- Exercise description -
How many lines of the entries below include the word "trend"? Answer with the number alone.

Data records
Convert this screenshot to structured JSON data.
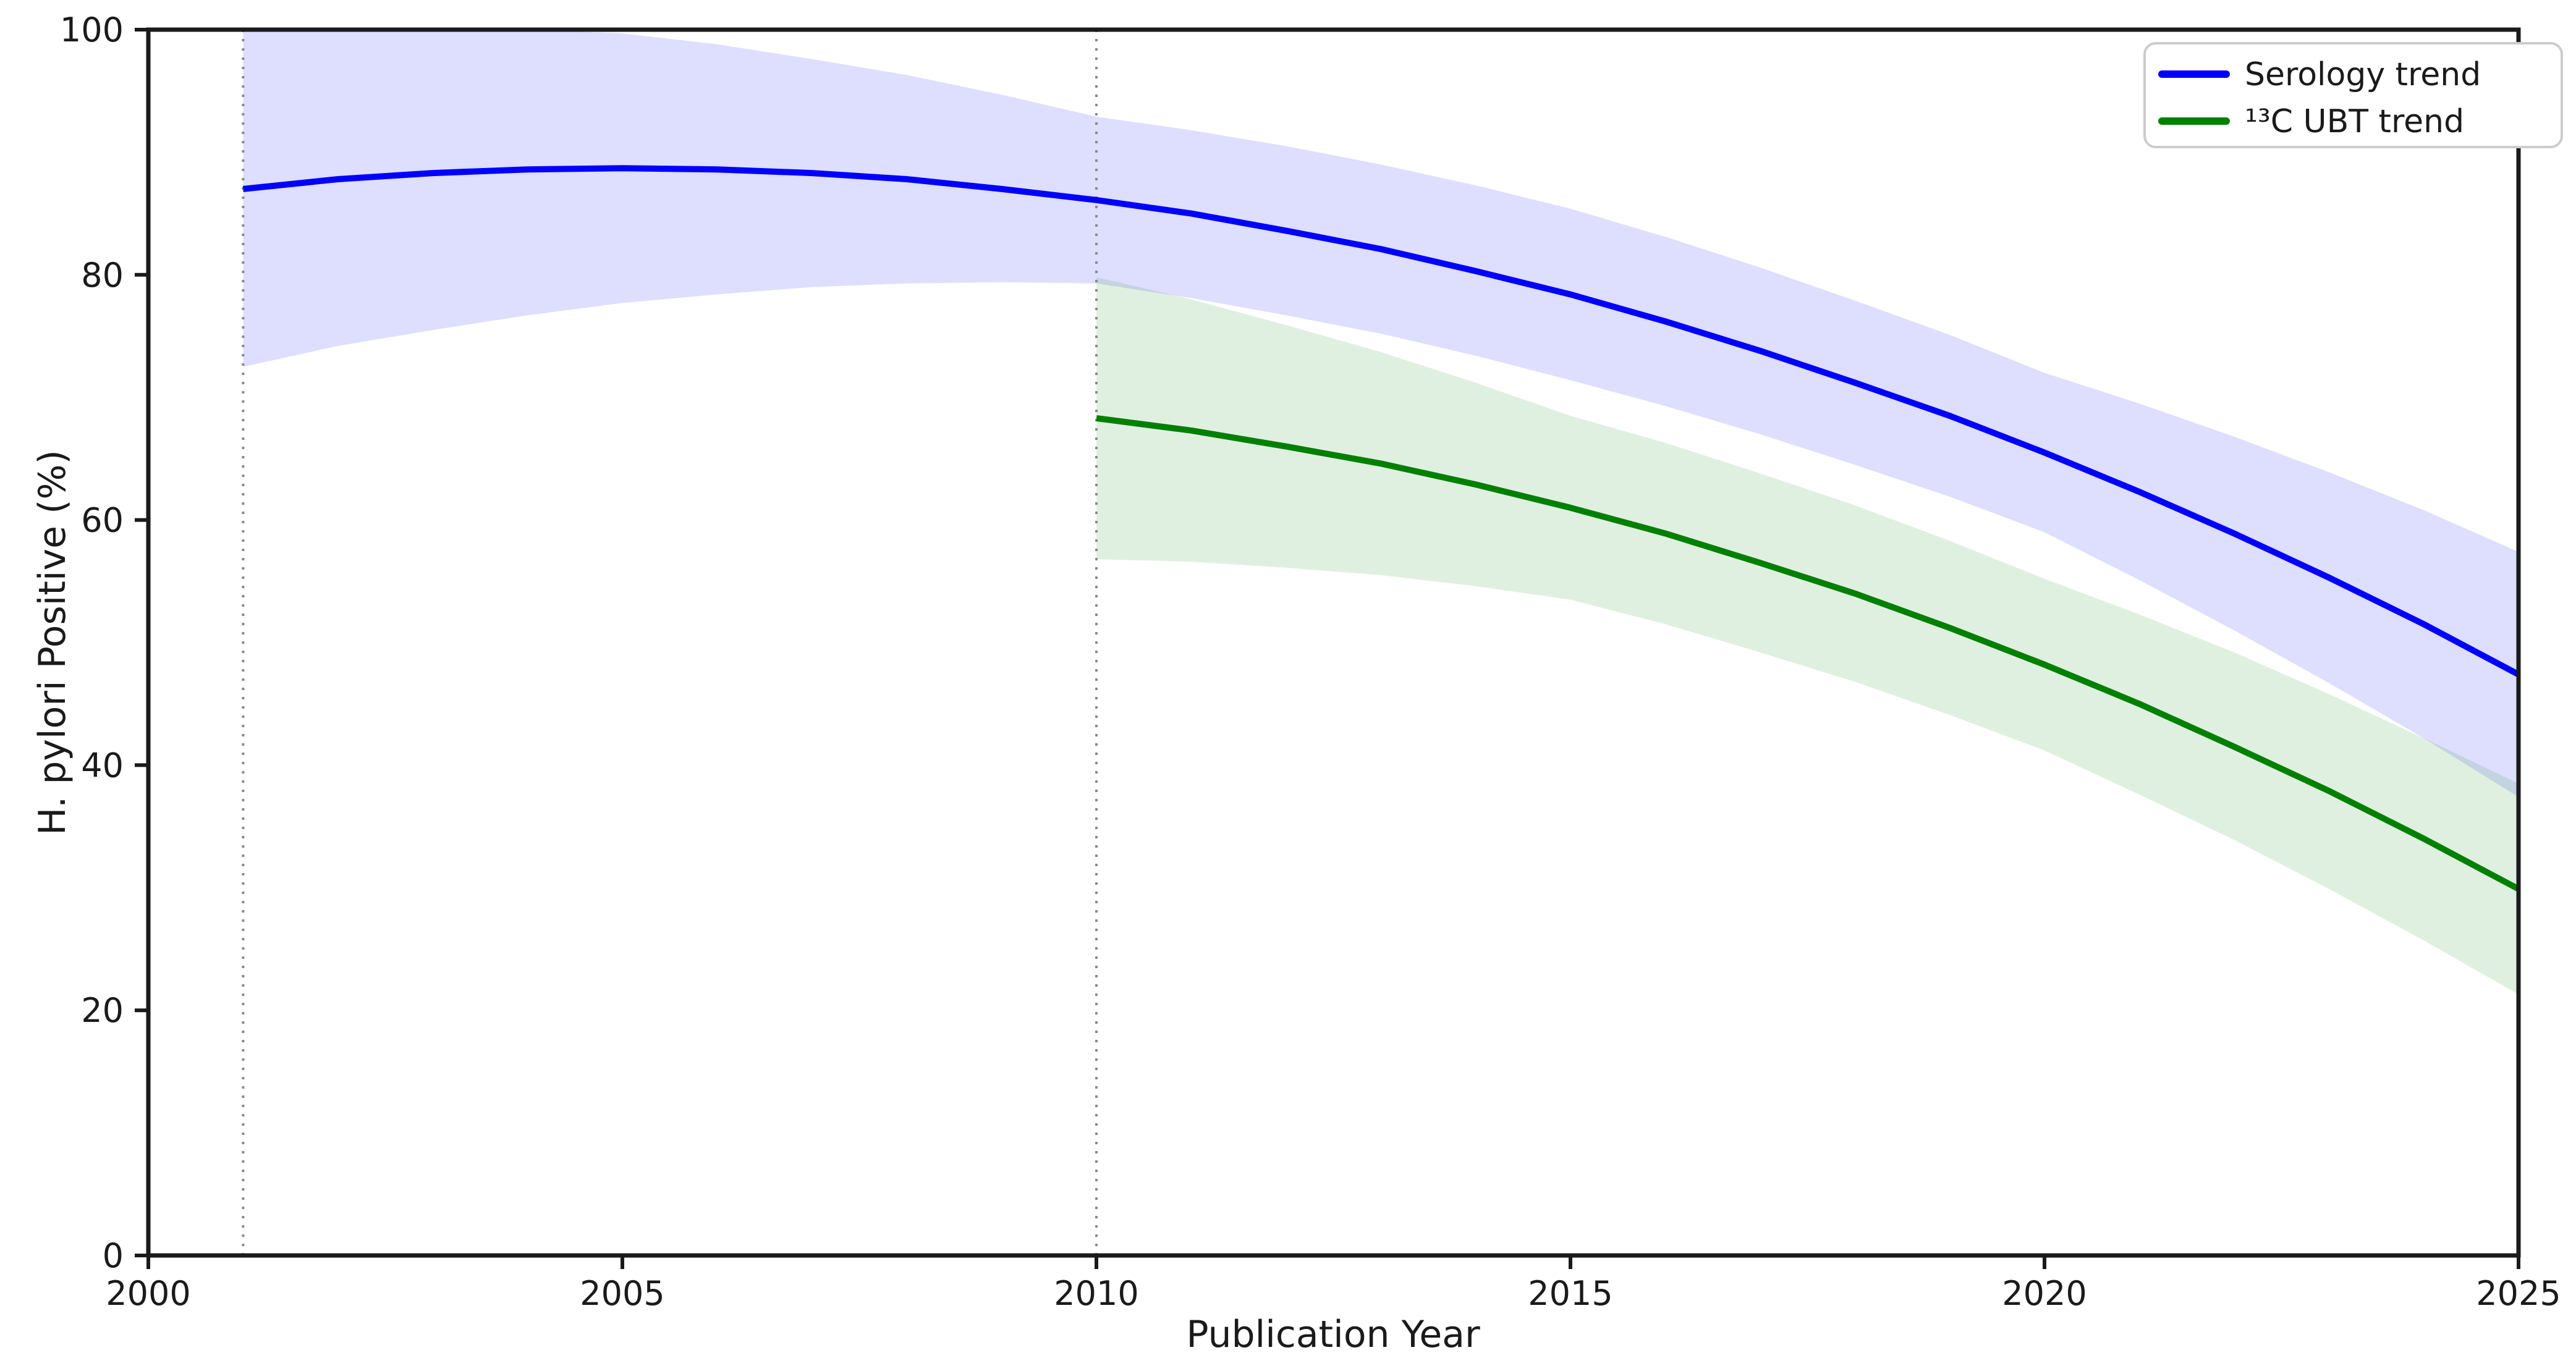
{
  "chart_data": {
    "type": "line",
    "title": "",
    "xlabel": "Publication Year",
    "ylabel": "H. pylori Positive (%)",
    "xlim": [
      2000,
      2025
    ],
    "ylim": [
      0,
      100
    ],
    "xticks": [
      "2000",
      "2005",
      "2010",
      "2015",
      "2020",
      "2025"
    ],
    "xtick_values": [
      2000,
      2005,
      2010,
      2015,
      2020,
      2025
    ],
    "yticks": [
      "0",
      "20",
      "40",
      "60",
      "80",
      "100"
    ],
    "ytick_values": [
      0,
      20,
      40,
      60,
      80,
      100
    ],
    "grid": false,
    "legend_position": "upper right",
    "vlines": [
      {
        "x": 2001,
        "style": "dotted",
        "color": "#8a8a8a"
      },
      {
        "x": 2010,
        "style": "dotted",
        "color": "#8a8a8a"
      }
    ],
    "series": [
      {
        "name": "Serology trend",
        "color": "#0000ff",
        "band_color": "rgba(0,0,255,0.13)",
        "x": [
          2001,
          2002,
          2003,
          2004,
          2005,
          2006,
          2007,
          2008,
          2009,
          2010,
          2011,
          2012,
          2013,
          2014,
          2015,
          2016,
          2017,
          2018,
          2019,
          2020,
          2021,
          2022,
          2023,
          2024,
          2025
        ],
        "y": [
          87.0,
          87.8,
          88.3,
          88.6,
          88.7,
          88.6,
          88.3,
          87.8,
          87.0,
          86.1,
          85.0,
          83.6,
          82.1,
          80.3,
          78.4,
          76.2,
          73.8,
          71.2,
          68.5,
          65.5,
          62.3,
          58.9,
          55.3,
          51.5,
          47.4
        ],
        "band_upper": [
          100,
          100,
          100,
          100,
          99.7,
          98.8,
          97.6,
          96.3,
          94.7,
          92.9,
          91.8,
          90.5,
          89.0,
          87.3,
          85.4,
          83.1,
          80.6,
          77.9,
          75.1,
          72.0,
          69.5,
          66.8,
          63.9,
          60.8,
          57.4
        ],
        "band_lower": [
          72.5,
          74.2,
          75.5,
          76.7,
          77.7,
          78.4,
          79.0,
          79.3,
          79.4,
          79.3,
          78.1,
          76.7,
          75.2,
          73.4,
          71.4,
          69.3,
          67.0,
          64.5,
          61.9,
          59.0,
          55.1,
          51.0,
          46.7,
          42.2,
          37.4
        ]
      },
      {
        "name": "¹³C UBT trend",
        "color": "#008000",
        "band_color": "rgba(0,128,0,0.12)",
        "x": [
          2010,
          2011,
          2012,
          2013,
          2014,
          2015,
          2016,
          2017,
          2018,
          2019,
          2020,
          2021,
          2022,
          2023,
          2024,
          2025
        ],
        "y": [
          68.3,
          67.3,
          66.0,
          64.6,
          62.9,
          61.0,
          58.9,
          56.5,
          54.0,
          51.2,
          48.2,
          45.0,
          41.5,
          37.9,
          34.0,
          29.9
        ],
        "band_upper": [
          79.8,
          78.0,
          75.9,
          73.7,
          71.2,
          68.5,
          66.3,
          63.8,
          61.2,
          58.3,
          55.2,
          52.3,
          49.2,
          45.8,
          42.2,
          38.5
        ],
        "band_lower": [
          56.8,
          56.6,
          56.1,
          55.5,
          54.6,
          53.5,
          51.5,
          49.2,
          46.8,
          44.1,
          41.2,
          37.6,
          33.9,
          29.9,
          25.7,
          21.3
        ]
      }
    ],
    "colors": {
      "spine": "#1a1a1a",
      "tick": "#1a1a1a",
      "legend_border": "#cccccc",
      "legend_bg": "#ffffff"
    }
  }
}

- Answer to this task -
2